- _STATED EXERCISE_:
Write out every line of the material exactly as it appears.
═══ RECORDS TO USE
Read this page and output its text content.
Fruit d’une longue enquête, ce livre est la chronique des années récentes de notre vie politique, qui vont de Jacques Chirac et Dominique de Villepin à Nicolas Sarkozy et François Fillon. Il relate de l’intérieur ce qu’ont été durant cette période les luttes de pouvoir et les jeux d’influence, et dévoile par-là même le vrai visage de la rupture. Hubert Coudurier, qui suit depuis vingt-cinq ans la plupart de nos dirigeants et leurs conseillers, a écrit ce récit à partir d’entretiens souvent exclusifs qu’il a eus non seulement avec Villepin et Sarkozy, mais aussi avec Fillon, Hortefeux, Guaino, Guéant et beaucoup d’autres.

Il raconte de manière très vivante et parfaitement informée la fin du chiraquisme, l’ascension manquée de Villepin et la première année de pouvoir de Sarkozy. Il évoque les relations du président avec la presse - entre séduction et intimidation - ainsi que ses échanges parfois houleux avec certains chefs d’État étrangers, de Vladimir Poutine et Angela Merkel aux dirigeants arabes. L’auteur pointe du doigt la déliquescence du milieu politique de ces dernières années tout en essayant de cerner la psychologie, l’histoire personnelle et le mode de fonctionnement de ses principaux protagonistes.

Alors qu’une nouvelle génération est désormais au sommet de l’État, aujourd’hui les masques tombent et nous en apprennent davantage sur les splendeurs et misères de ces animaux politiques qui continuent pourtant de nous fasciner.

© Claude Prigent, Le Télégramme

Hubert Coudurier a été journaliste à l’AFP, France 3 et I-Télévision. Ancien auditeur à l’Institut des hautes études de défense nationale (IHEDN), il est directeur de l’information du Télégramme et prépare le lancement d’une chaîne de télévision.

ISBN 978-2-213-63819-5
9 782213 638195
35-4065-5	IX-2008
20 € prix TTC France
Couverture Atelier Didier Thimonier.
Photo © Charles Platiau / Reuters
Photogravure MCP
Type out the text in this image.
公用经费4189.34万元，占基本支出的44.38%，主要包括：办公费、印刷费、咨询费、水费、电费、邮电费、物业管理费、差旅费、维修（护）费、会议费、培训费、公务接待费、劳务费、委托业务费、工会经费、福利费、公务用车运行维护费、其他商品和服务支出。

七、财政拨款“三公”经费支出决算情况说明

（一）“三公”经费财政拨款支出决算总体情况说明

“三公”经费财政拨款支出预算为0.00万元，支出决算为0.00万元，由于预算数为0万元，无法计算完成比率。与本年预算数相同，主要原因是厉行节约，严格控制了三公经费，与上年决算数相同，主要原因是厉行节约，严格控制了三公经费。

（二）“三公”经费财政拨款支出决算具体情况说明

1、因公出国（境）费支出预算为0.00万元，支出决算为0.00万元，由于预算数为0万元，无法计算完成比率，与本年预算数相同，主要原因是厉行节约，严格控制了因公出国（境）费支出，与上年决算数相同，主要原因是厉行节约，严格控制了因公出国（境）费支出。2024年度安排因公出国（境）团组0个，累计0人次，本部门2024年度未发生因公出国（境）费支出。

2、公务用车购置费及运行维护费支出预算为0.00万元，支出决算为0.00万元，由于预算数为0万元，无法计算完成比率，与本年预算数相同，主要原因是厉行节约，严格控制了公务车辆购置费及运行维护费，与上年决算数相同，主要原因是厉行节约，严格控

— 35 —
══════
- _ANSWER TO THIS EXERCISE_:
Read this page and output its text content.
Fruit d’une longue enquête, ce livre est la chronique des années récentes de notre vie politique, qui vont de Jacques Chirac et Dominique de Villepin à Nicolas Sarkozy et François Fillon. Il relate de l’intérieur ce qu’ont été durant cette période les luttes de pouvoir et les jeux d’influence, et dévoile par-là même le vrai visage de la rupture. Hubert Coudurier, qui suit depuis vingt-cinq ans la plupart de nos dirigeants et leurs conseillers, a écrit ce récit à partir d’entretiens souvent exclusifs qu’il a eus non seulement avec Villepin et Sarkozy, mais aussi avec Fillon, Hortefeux, Guaino, Guéant et beaucoup d’autres.

Il raconte de manière très vivante et parfaitement informée la fin du chiraquisme, l’ascension manquée de Villepin et la première année de pouvoir de Sarkozy. Il évoque les relations du président avec la presse - entre séduction et intimidation - ainsi que ses échanges parfois houleux avec certains chefs d’État étrangers, de Vladimir Poutine et Angela Merkel aux dirigeants arabes. L’auteur pointe du doigt la déliquescence du milieu politique de ces dernières années tout en essayant de cerner la psychologie, l’histoire personnelle et le mode de fonctionnement de ses principaux protagonistes.

Alors qu’une nouvelle génération est désormais au sommet de l’État, aujourd’hui les masques tombent et nous en apprennent davantage sur les splendeurs et misères de ces animaux politiques qui continuent pourtant de nous fasciner.

© Claude Prigent, Le Télégramme

Hubert Coudurier a été journaliste à l’AFP, France 3 et I-Télévision. Ancien auditeur à l’Institut des hautes études de défense nationale (IHEDN), il est directeur de l’information du Télégramme et prépare le lancement d’une chaîne de télévision.

ISBN 978-2-213-63819-5
9 782213 638195
35-4065-5	IX-2008
20 € prix TTC France
Couverture Atelier Didier Thimonier.
Photo © Charles Platiau / Reuters
Photogravure MCP
Type out the text in this image.
公用经费4189.34万元，占基本支出的44.38%，主要包括：办公费、印刷费、咨询费、水费、电费、邮电费、物业管理费、差旅费、维修（护）费、会议费、培训费、公务接待费、劳务费、委托业务费、工会经费、福利费、公务用车运行维护费、其他商品和服务支出。

七、财政拨款“三公”经费支出决算情况说明

（一）“三公”经费财政拨款支出决算总体情况说明

“三公”经费财政拨款支出预算为0.00万元，支出决算为0.00万元，由于预算数为0万元，无法计算完成比率。与本年预算数相同，主要原因是厉行节约，严格控制了三公经费，与上年决算数相同，主要原因是厉行节约，严格控制了三公经费。

（二）“三公”经费财政拨款支出决算具体情况说明

1、因公出国（境）费支出预算为0.00万元，支出决算为0.00万元，由于预算数为0万元，无法计算完成比率，与本年预算数相同，主要原因是厉行节约，严格控制了因公出国（境）费支出，与上年决算数相同，主要原因是厉行节约，严格控制了因公出国（境）费支出。2024年度安排因公出国（境）团组0个，累计0人次，本部门2024年度未发生因公出国（境）费支出。

2、公务用车购置费及运行维护费支出预算为0.00万元，支出决算为0.00万元，由于预算数为0万元，无法计算完成比率，与本年预算数相同，主要原因是厉行节约，严格控制了公务车辆购置费及运行维护费，与上年决算数相同，主要原因是厉行节约，严格控

— 35 —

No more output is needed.